* Start DATA FOR PROCESSING *

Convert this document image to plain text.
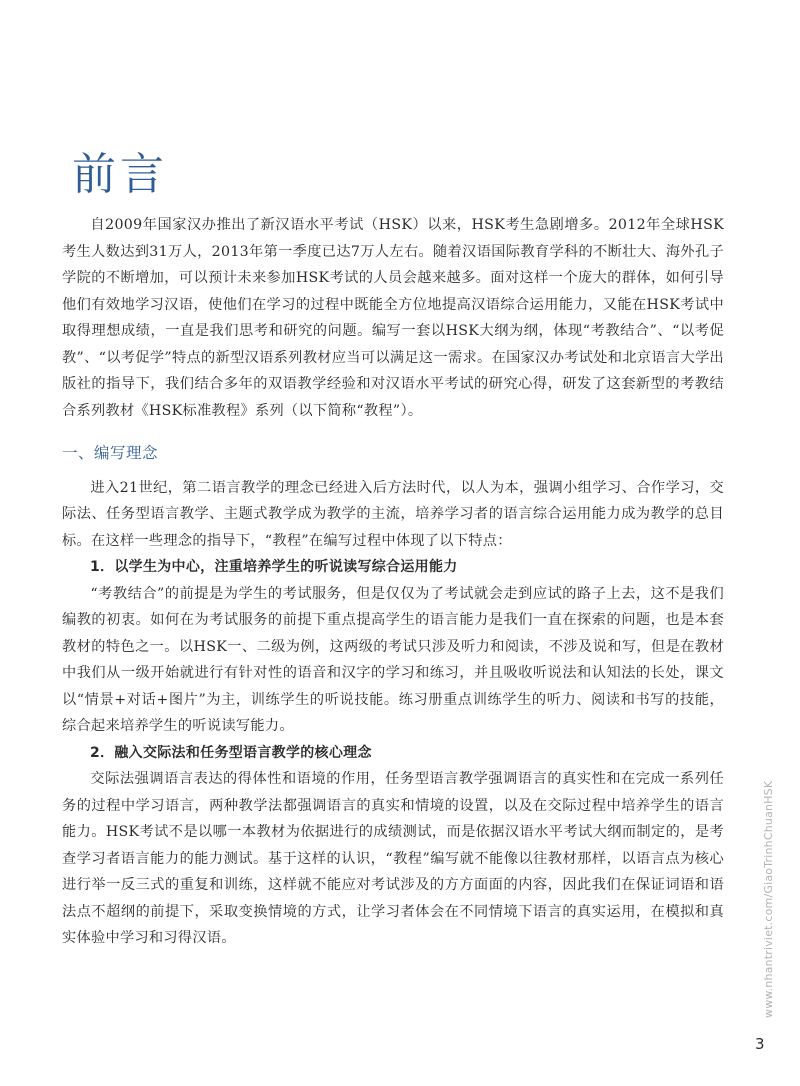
前言

自2009年国家汉办推出了新汉语水平考试（HSK）以来，HSK考生急剧增多。2012年全球HSK考生人数达到31万人，2013年第一季度已达7万人左右。随着汉语国际教育学科的不断壮大、海外孔子学院的不断增加，可以预计未来参加HSK考试的人员会越来越多。面对这样一个庞大的群体，如何引导他们有效地学习汉语，使他们在学习的过程中既能全方位地提高汉语综合运用能力，又能在HSK考试中取得理想成绩，一直是我们思考和研究的问题。编写一套以HSK大纲为纲，体现“考教结合”、“以考促教”、“以考促学”特点的新型汉语系列教材应当可以满足这一需求。在国家汉办考试处和北京语言大学出版社的指导下，我们结合多年的双语教学经验和对汉语水平考试的研究心得，研发了这套新型的考教结合系列教材《HSK标准教程》系列（以下简称“教程”）。

一、编写理念

进入21世纪，第二语言教学的理念已经进入后方法时代，以人为本，强调小组学习、合作学习，交际法、任务型语言教学、主题式教学成为教学的主流，培养学习者的语言综合运用能力成为教学的总目标。在这样一些理念的指导下，“教程”在编写过程中体现了以下特点：

1．以学生为中心，注重培养学生的听说读写综合运用能力

“考教结合”的前提是为学生的考试服务，但是仅仅为了考试就会走到应试的路子上去，这不是我们编教的初衷。如何在为考试服务的前提下重点提高学生的语言能力是我们一直在探索的问题，也是本套教材的特色之一。以HSK一、二级为例，这两级的考试只涉及听力和阅读，不涉及说和写，但是在教材中我们从一级开始就进行有针对性的语音和汉字的学习和练习，并且吸收听说法和认知法的长处，课文以“情景+对话+图片”为主，训练学生的听说技能。练习册重点训练学生的听力、阅读和书写的技能，综合起来培养学生的听说读写能力。

2．融入交际法和任务型语言教学的核心理念

交际法强调语言表达的得体性和语境的作用，任务型语言教学强调语言的真实性和在完成一系列任务的过程中学习语言，两种教学法都强调语言的真实和情境的设置，以及在交际过程中培养学生的语言能力。HSK考试不是以哪一本教材为依据进行的成绩测试，而是依据汉语水平考试大纲而制定的，是考查学习者语言能力的能力测试。基于这样的认识，“教程”编写就不能像以往教材那样，以语言点为核心进行举一反三式的重复和训练，这样就不能应对考试涉及的方方面面的内容，因此我们在保证词语和语法点不超纲的前提下，采取变换情境的方式，让学习者体会在不同情境下语言的真实运用，在模拟和真实体验中学习和习得汉语。	www.nhantriviet.com/GiaoTrinhChuanHSK
3
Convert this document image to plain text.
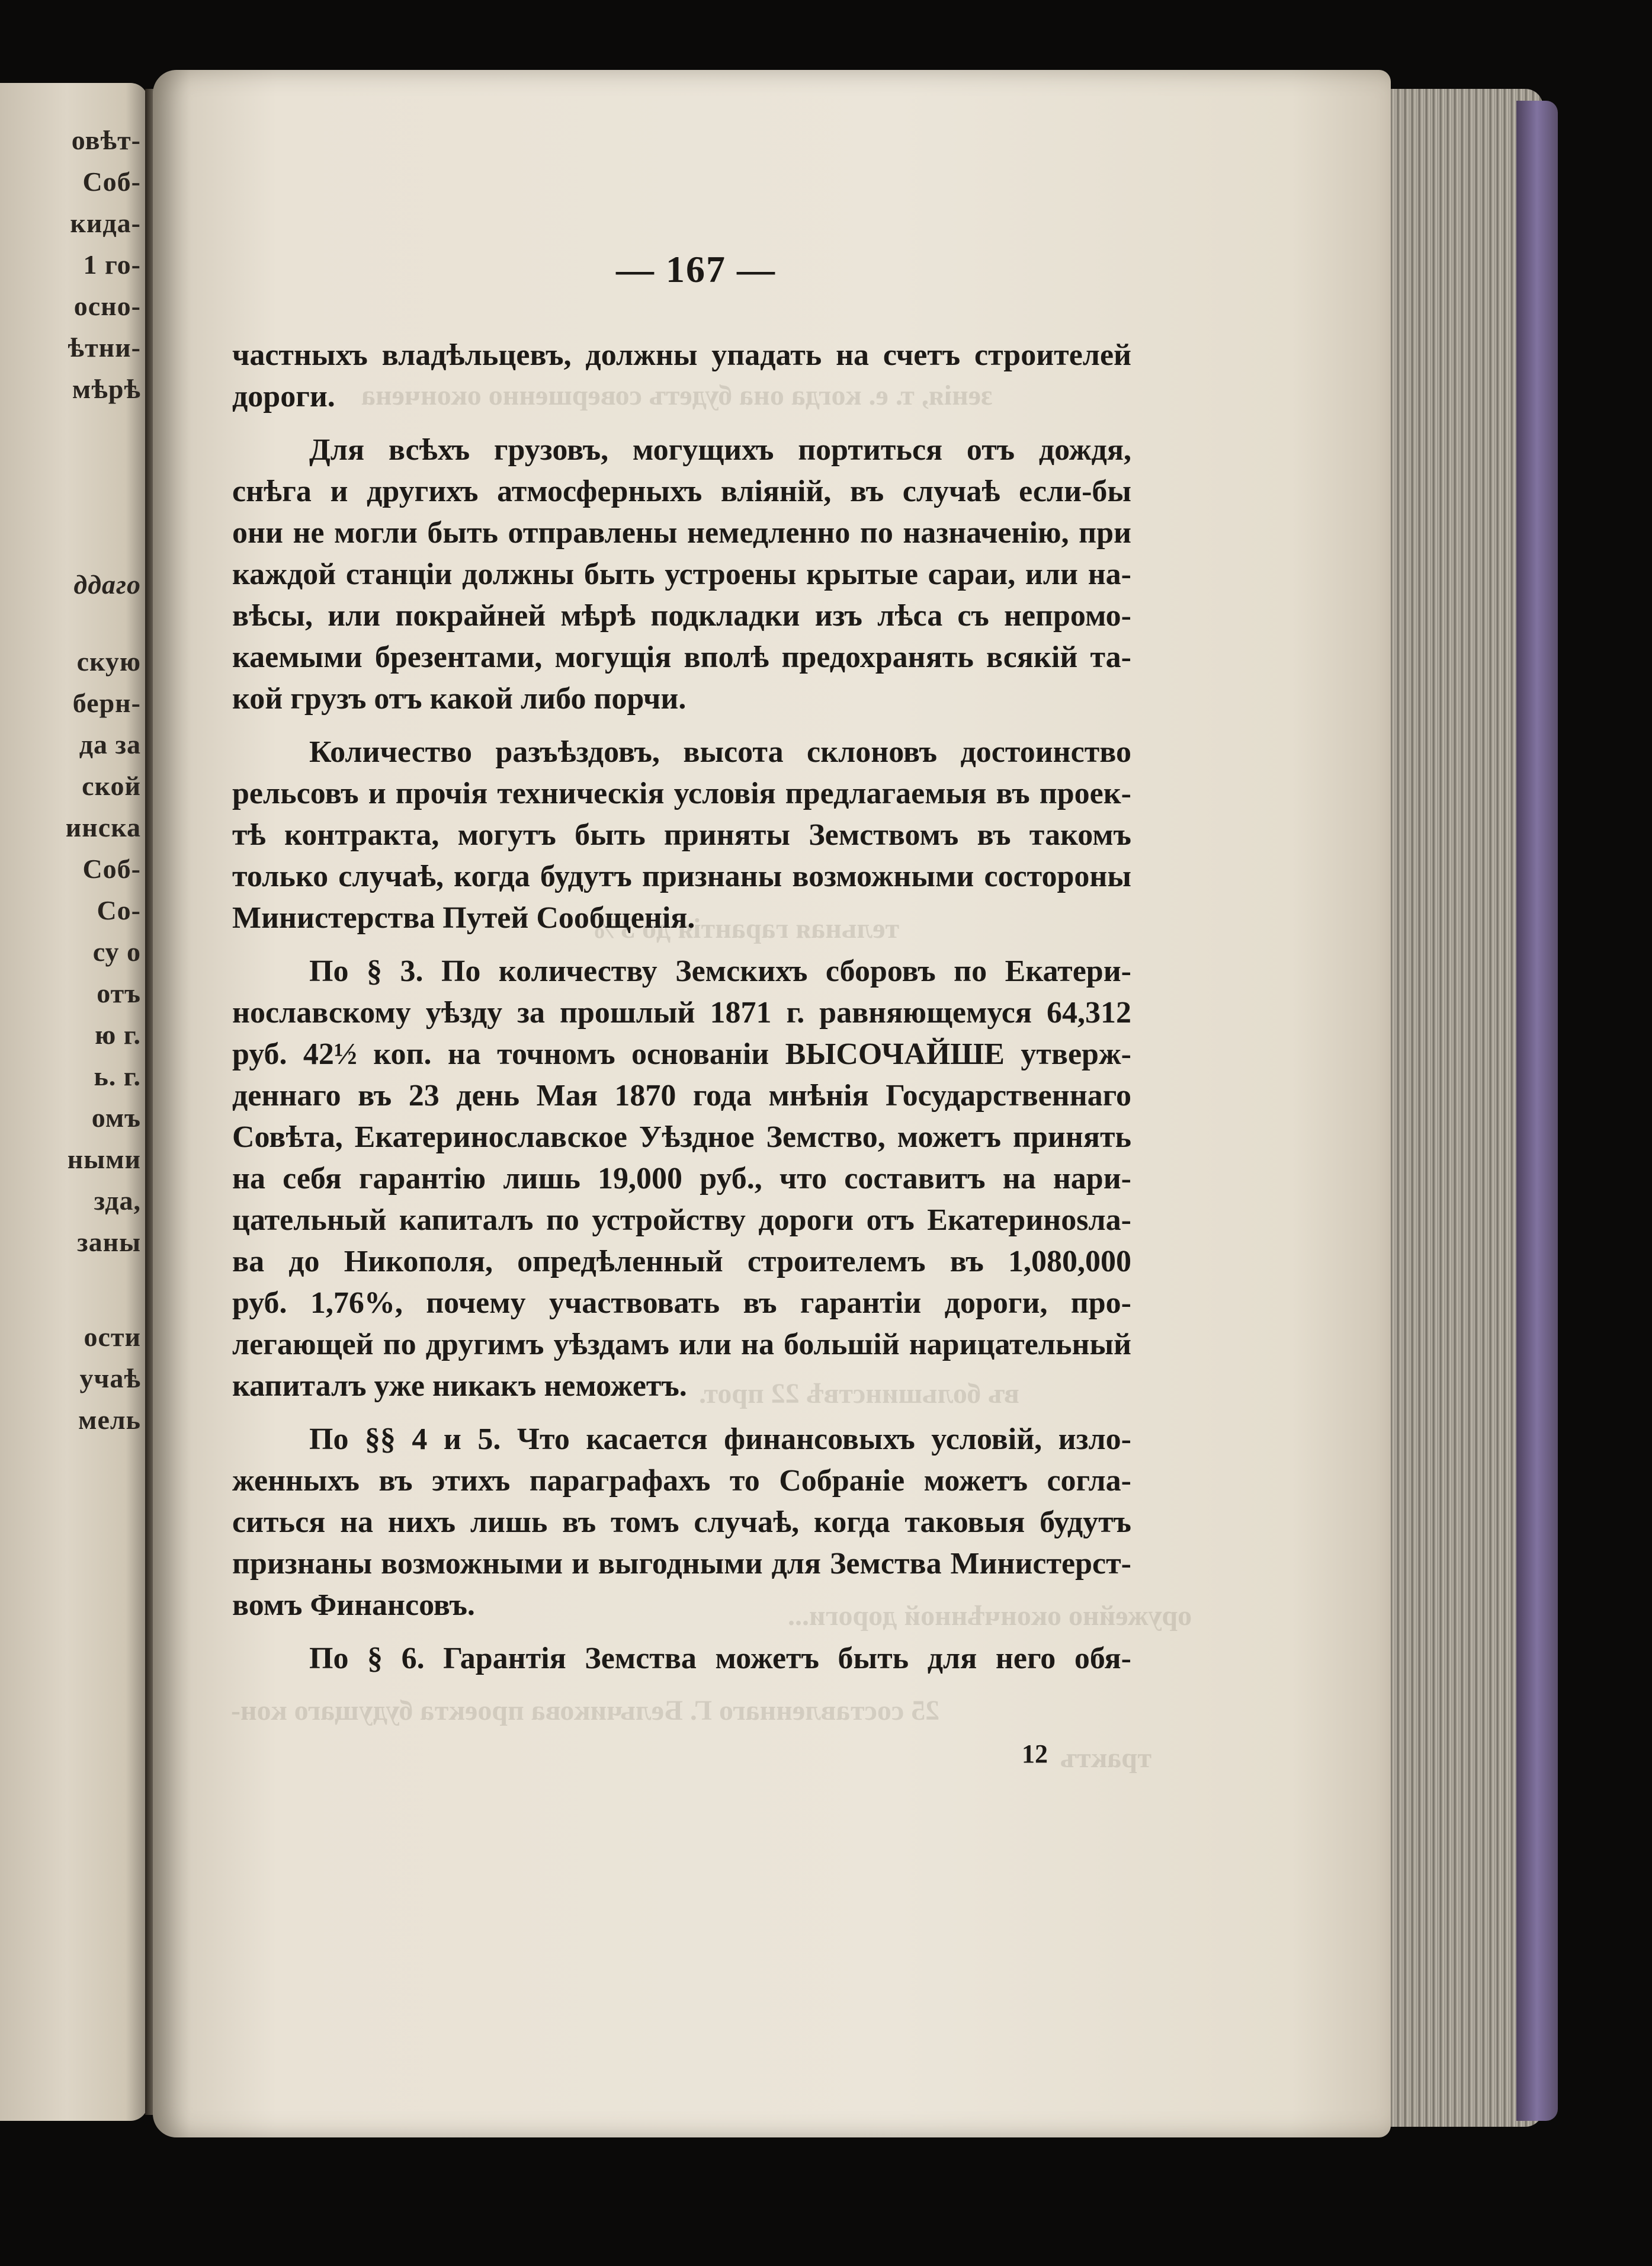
овѣт-
Соб-
кида-
1 го-
осно-
ѣтни-
мѣрѣ
ддаго
скую
берн-
да за
ской
инска
Соб-
Со-
су о
отъ
ю г.
ь. г.
омъ
ными
зда,
заны
ости
учаѣ
мель
зенія, т. е. когда она будетъ совершенно окончена
тельная гарантія до 3%
въ большинствѣ 22 прот.
оружейно окончѣнной дороги...
25 составленнаго Г. Бельчикова проекта будущаго кон-
трактъ
— 167 —
частныхъ владѣльцевъ, должны упадать на счетъ строителей
дороги.
Для всѣхъ грузовъ, могущихъ портиться отъ дождя,
снѣга и другихъ атмосферныхъ вліяній, въ случаѣ если-бы
они не могли быть отправлены немедленно по назначенію, при
каждой станціи должны быть устроены крытые сараи, или на-
вѣсы, или покрайней мѣрѣ подкладки изъ лѣса съ непромо-
каемыми брезентами, могущія вполѣ предохранять всякій та-
кой грузъ отъ какой либо порчи.
Количество разъѣздовъ, высота склоновъ достоинство
рельсовъ и прочія техническія условія предлагаемыя въ проек-
тѣ контракта, могутъ быть приняты Земствомъ въ такомъ
только случаѣ, когда будутъ признаны возможными состороны
Министерства Путей Сообщенія.
По § 3. По количеству Земскихъ сборовъ по Екатери-
нославскому уѣзду за прошлый 1871 г. равняющемуся 64,312
руб. 42½ коп. на точномъ основаніи ВЫСОЧАЙШЕ утверж-
деннаго въ 23 день Мая 1870 года мнѣнія Государственнаго
Совѣта, Екатеринославское Уѣздное Земство, можетъ принять
на себя гарантію лишь 19,000 руб., что составитъ на нари-
цательный капиталъ по устройству дороги отъ Екатеринosла-
ва до Никополя, опредѣленный строителемъ въ 1,080,000
руб. 1,76%, почему участвовать въ гарантіи дороги, про-
легающей по другимъ уѣздамъ или на большій нарицательный
капиталъ уже никакъ неможетъ.
По §§ 4 и 5. Что касается финансовыхъ условій, изло-
женныхъ въ этихъ параграфахъ то Собраніе можетъ согла-
ситься на нихъ лишь въ томъ случаѣ, когда таковыя будутъ
признаны возможными и выгодными для Земства Министерст-
вомъ Финансовъ.
По § 6. Гарантія Земства можетъ быть для него обя-
12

* End DATA FOR PROCESSING *

Scan the listing above and copy all lines containing the word "капиталъ".

цательный капиталъ по устройству дороги отъ Екатеринosла-
капиталъ уже никакъ неможетъ.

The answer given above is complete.